▸ Material to process:
▶

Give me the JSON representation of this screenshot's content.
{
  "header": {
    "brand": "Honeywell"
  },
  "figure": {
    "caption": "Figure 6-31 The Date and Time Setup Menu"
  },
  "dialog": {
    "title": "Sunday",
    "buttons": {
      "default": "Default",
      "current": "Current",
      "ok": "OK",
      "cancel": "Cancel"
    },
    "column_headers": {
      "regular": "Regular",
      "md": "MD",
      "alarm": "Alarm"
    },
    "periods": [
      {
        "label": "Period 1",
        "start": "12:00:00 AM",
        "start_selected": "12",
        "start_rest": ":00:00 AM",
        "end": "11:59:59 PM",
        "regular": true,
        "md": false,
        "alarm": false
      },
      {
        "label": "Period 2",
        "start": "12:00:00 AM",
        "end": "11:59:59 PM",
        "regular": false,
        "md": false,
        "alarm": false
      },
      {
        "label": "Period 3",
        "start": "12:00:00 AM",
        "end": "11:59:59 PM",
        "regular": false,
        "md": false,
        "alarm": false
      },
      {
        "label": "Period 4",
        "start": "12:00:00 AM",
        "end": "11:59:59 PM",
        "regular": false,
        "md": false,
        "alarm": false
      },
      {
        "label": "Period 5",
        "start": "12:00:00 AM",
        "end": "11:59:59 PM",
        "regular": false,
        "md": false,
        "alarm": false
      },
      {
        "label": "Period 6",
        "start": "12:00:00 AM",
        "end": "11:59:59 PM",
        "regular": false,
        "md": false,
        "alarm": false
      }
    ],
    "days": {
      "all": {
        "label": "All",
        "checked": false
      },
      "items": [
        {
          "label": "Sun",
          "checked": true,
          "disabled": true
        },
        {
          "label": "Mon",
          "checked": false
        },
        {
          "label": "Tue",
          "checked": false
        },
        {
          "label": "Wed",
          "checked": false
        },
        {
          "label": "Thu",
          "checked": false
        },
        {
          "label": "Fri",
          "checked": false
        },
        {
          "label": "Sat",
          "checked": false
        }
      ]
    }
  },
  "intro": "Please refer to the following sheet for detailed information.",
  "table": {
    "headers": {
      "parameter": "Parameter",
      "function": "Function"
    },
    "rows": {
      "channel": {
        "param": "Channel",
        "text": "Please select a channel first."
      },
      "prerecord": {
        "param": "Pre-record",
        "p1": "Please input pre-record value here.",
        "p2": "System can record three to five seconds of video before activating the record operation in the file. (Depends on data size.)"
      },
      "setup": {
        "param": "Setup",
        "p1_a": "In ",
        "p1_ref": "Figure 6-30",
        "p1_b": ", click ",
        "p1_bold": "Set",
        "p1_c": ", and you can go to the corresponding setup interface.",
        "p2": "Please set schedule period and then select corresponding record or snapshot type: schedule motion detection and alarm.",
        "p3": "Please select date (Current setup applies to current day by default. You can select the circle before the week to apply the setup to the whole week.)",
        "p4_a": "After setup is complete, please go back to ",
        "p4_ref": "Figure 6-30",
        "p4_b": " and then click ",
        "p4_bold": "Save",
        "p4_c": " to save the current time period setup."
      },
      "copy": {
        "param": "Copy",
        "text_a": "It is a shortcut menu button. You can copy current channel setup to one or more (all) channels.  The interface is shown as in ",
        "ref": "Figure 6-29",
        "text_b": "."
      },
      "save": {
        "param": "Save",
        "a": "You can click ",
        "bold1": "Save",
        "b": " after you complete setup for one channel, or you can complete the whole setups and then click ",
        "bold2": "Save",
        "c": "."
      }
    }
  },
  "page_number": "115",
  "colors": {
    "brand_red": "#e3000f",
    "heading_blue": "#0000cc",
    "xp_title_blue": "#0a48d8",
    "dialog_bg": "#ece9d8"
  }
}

◀

▸ Work required: Write out the entire listing exactly.

▸ Task solution:
Give me the JSON representation of this screenshot's content.
{
  "header": {
    "brand": "Honeywell"
  },
  "figure": {
    "caption": "Figure 6-31 The Date and Time Setup Menu"
  },
  "dialog": {
    "title": "Sunday",
    "buttons": {
      "default": "Default",
      "current": "Current",
      "ok": "OK",
      "cancel": "Cancel"
    },
    "column_headers": {
      "regular": "Regular",
      "md": "MD",
      "alarm": "Alarm"
    },
    "periods": [
      {
        "label": "Period 1",
        "start": "12:00:00 AM",
        "start_selected": "12",
        "start_rest": ":00:00 AM",
        "end": "11:59:59 PM",
        "regular": true,
        "md": false,
        "alarm": false
      },
      {
        "label": "Period 2",
        "start": "12:00:00 AM",
        "end": "11:59:59 PM",
        "regular": false,
        "md": false,
        "alarm": false
      },
      {
        "label": "Period 3",
        "start": "12:00:00 AM",
        "end": "11:59:59 PM",
        "regular": false,
        "md": false,
        "alarm": false
      },
      {
        "label": "Period 4",
        "start": "12:00:00 AM",
        "end": "11:59:59 PM",
        "regular": false,
        "md": false,
        "alarm": false
      },
      {
        "label": "Period 5",
        "start": "12:00:00 AM",
        "end": "11:59:59 PM",
        "regular": false,
        "md": false,
        "alarm": false
      },
      {
        "label": "Period 6",
        "start": "12:00:00 AM",
        "end": "11:59:59 PM",
        "regular": false,
        "md": false,
        "alarm": false
      }
    ],
    "days": {
      "all": {
        "label": "All",
        "checked": false
      },
      "items": [
        {
          "label": "Sun",
          "checked": true,
          "disabled": true
        },
        {
          "label": "Mon",
          "checked": false
        },
        {
          "label": "Tue",
          "checked": false
        },
        {
          "label": "Wed",
          "checked": false
        },
        {
          "label": "Thu",
          "checked": false
        },
        {
          "label": "Fri",
          "checked": false
        },
        {
          "label": "Sat",
          "checked": false
        }
      ]
    }
  },
  "intro": "Please refer to the following sheet for detailed information.",
  "table": {
    "headers": {
      "parameter": "Parameter",
      "function": "Function"
    },
    "rows": {
      "channel": {
        "param": "Channel",
        "text": "Please select a channel first."
      },
      "prerecord": {
        "param": "Pre-record",
        "p1": "Please input pre-record value here.",
        "p2": "System can record three to five seconds of video before activating the record operation in the file. (Depends on data size.)"
      },
      "setup": {
        "param": "Setup",
        "p1_a": "In ",
        "p1_ref": "Figure 6-30",
        "p1_b": ", click ",
        "p1_bold": "Set",
        "p1_c": ", and you can go to the corresponding setup interface.",
        "p2": "Please set schedule period and then select corresponding record or snapshot type: schedule motion detection and alarm.",
        "p3": "Please select date (Current setup applies to current day by default. You can select the circle before the week to apply the setup to the whole week.)",
        "p4_a": "After setup is complete, please go back to ",
        "p4_ref": "Figure 6-30",
        "p4_b": " and then click ",
        "p4_bold": "Save",
        "p4_c": " to save the current time period setup."
      },
      "copy": {
        "param": "Copy",
        "text_a": "It is a shortcut menu button. You can copy current channel setup to one or more (all) channels.  The interface is shown as in ",
        "ref": "Figure 6-29",
        "text_b": "."
      },
      "save": {
        "param": "Save",
        "a": "You can click ",
        "bold1": "Save",
        "b": " after you complete setup for one channel, or you can complete the whole setups and then click ",
        "bold2": "Save",
        "c": "."
      }
    }
  },
  "page_number": "115",
  "colors": {
    "brand_red": "#e3000f",
    "heading_blue": "#0000cc",
    "xp_title_blue": "#0a48d8",
    "dialog_bg": "#ece9d8"
  }
}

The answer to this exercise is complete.